** BEGIN Extracted material **

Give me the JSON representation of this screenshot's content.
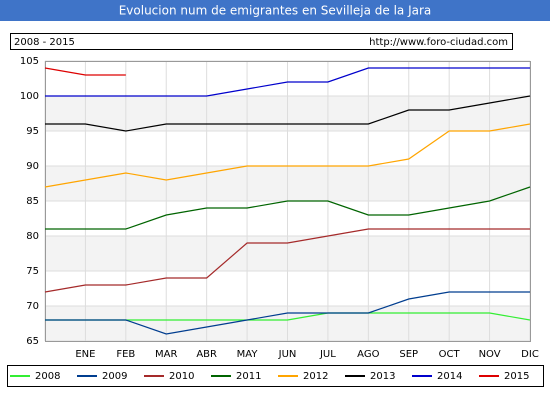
{
  "chart_data": {
    "type": "line",
    "title": "Evolucion num de emigrantes en Sevilleja de la Jara",
    "subtitle": "2008 - 2015",
    "source": "http://www.foro-ciudad.com",
    "categories": [
      null,
      "ENE",
      "FEB",
      "MAR",
      "ABR",
      "MAY",
      "JUN",
      "JUL",
      "AGO",
      "SEP",
      "OCT",
      "NOV",
      "DIC"
    ],
    "ylim": [
      65,
      105
    ],
    "yticks": [
      65,
      70,
      75,
      80,
      85,
      90,
      95,
      100,
      105
    ],
    "grid": true,
    "series": [
      {
        "name": "2008",
        "color": "#33ee33",
        "values": [
          68,
          68,
          68,
          68,
          68,
          68,
          68,
          69,
          69,
          69,
          69,
          69,
          68
        ]
      },
      {
        "name": "2009",
        "color": "#003d8f",
        "values": [
          68,
          68,
          68,
          66,
          67,
          68,
          69,
          69,
          69,
          71,
          72,
          72,
          72
        ]
      },
      {
        "name": "2010",
        "color": "#a52a2a",
        "values": [
          72,
          73,
          73,
          74,
          74,
          79,
          79,
          80,
          81,
          81,
          81,
          81,
          81
        ]
      },
      {
        "name": "2011",
        "color": "#006400",
        "values": [
          81,
          81,
          81,
          83,
          84,
          84,
          85,
          85,
          83,
          83,
          84,
          85,
          87
        ]
      },
      {
        "name": "2012",
        "color": "#ffa500",
        "values": [
          87,
          88,
          89,
          88,
          89,
          90,
          90,
          90,
          90,
          91,
          95,
          95,
          96
        ]
      },
      {
        "name": "2013",
        "color": "#000000",
        "values": [
          96,
          96,
          95,
          96,
          96,
          96,
          96,
          96,
          96,
          98,
          98,
          99,
          100
        ]
      },
      {
        "name": "2014",
        "color": "#0000cc",
        "values": [
          100,
          100,
          100,
          100,
          100,
          101,
          102,
          102,
          104,
          104,
          104,
          104,
          104
        ]
      },
      {
        "name": "2015",
        "color": "#dd0000",
        "values": [
          104,
          103,
          103,
          null,
          null,
          null,
          null,
          null,
          null,
          null,
          null,
          null,
          null
        ]
      }
    ]
  }
}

** END Extracted material **

Instructions to follow:
In the listing above, locate each line with "color" and copy it.

Written response:
        "color": "#33ee33",
        "color": "#003d8f",
        "color": "#a52a2a",
        "color": "#006400",
        "color": "#ffa500",
        "color": "#000000",
        "color": "#0000cc",
        "color": "#dd0000",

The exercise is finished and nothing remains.